Find each line with the string "Вологодской" and copy it.
►
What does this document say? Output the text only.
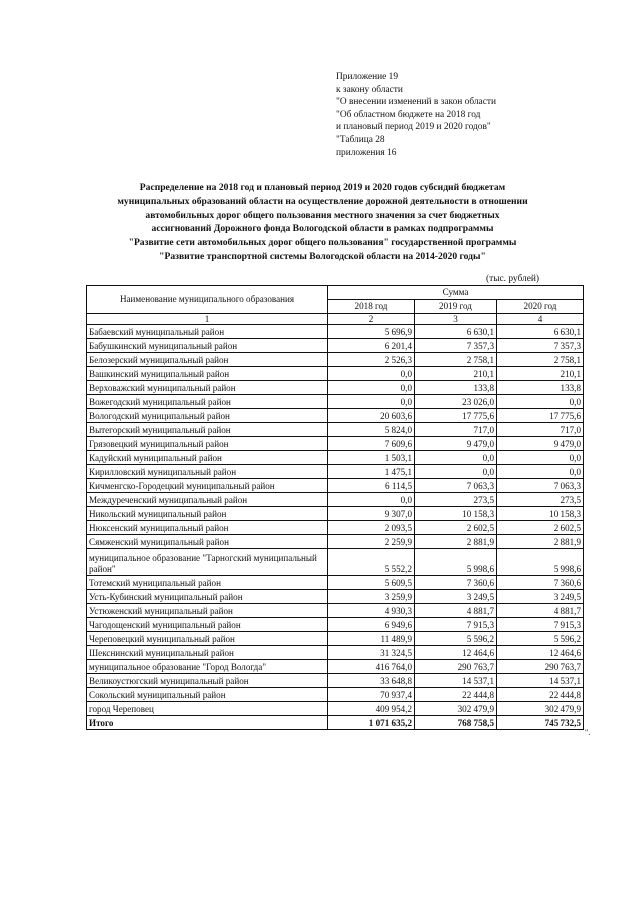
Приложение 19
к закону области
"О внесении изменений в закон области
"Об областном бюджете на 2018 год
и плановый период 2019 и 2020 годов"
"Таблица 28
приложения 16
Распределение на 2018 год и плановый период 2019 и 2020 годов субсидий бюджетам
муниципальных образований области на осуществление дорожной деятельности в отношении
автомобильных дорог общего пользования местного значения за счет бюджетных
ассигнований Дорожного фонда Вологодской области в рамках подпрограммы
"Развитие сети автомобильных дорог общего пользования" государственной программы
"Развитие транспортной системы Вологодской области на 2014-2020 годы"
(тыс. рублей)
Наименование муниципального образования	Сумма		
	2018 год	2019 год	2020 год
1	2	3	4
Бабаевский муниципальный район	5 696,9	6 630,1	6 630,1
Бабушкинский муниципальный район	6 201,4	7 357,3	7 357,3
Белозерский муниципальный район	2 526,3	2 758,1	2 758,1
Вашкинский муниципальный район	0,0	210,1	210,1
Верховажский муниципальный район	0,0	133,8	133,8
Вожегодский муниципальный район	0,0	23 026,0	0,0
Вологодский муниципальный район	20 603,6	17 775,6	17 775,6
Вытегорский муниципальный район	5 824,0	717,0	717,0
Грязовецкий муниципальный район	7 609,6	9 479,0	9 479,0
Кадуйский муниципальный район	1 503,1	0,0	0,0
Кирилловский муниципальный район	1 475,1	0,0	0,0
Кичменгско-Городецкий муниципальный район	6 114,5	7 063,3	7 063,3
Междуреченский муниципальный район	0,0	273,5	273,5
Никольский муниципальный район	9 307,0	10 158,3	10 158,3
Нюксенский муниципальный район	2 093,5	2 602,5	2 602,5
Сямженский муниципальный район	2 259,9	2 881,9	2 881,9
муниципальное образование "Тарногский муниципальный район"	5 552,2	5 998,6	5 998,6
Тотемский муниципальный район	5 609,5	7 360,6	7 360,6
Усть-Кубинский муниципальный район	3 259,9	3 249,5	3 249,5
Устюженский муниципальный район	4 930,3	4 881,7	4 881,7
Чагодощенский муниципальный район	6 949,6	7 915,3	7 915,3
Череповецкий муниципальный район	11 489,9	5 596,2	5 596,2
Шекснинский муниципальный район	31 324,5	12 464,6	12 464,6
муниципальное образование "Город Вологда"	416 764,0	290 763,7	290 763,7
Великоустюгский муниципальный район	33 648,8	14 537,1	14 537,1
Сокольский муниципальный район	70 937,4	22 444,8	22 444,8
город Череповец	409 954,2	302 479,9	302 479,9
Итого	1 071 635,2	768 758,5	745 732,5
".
◄
►
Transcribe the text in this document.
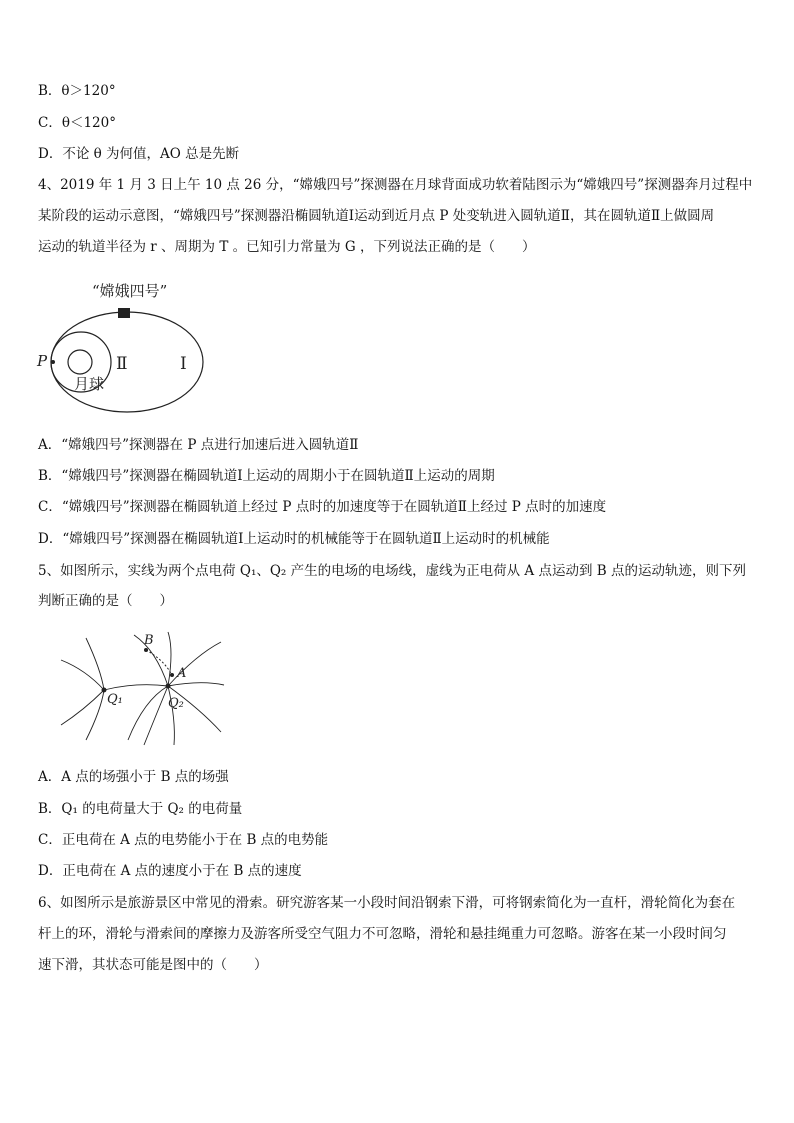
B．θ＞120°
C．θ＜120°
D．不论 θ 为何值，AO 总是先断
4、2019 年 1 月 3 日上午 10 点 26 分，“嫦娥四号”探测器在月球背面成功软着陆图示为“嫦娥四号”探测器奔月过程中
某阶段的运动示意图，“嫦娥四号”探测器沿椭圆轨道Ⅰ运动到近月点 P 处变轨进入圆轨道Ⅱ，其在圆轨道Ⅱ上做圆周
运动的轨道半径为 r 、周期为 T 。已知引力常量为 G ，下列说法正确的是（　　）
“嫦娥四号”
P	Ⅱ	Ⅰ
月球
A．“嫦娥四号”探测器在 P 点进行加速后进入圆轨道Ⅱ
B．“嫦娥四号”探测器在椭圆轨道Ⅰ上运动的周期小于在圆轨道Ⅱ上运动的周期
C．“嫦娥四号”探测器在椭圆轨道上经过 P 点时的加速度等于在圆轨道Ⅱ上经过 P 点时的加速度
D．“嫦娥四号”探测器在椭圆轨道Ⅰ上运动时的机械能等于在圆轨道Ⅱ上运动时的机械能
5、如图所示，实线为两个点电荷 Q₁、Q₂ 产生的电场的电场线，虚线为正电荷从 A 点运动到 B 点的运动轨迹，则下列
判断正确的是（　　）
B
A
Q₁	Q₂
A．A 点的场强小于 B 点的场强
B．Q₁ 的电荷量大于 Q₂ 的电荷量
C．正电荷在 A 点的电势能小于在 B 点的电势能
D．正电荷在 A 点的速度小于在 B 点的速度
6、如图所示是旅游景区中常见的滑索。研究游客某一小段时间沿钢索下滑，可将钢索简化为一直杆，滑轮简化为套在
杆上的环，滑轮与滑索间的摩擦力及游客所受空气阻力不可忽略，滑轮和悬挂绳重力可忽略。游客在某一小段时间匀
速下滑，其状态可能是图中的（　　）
◄
> _ANSWER_
ассигнований Дорожного фонда Вологодской области в рамках подпрограммы
"Развитие транспортной системы Вологодской области на 2014-2020 годы"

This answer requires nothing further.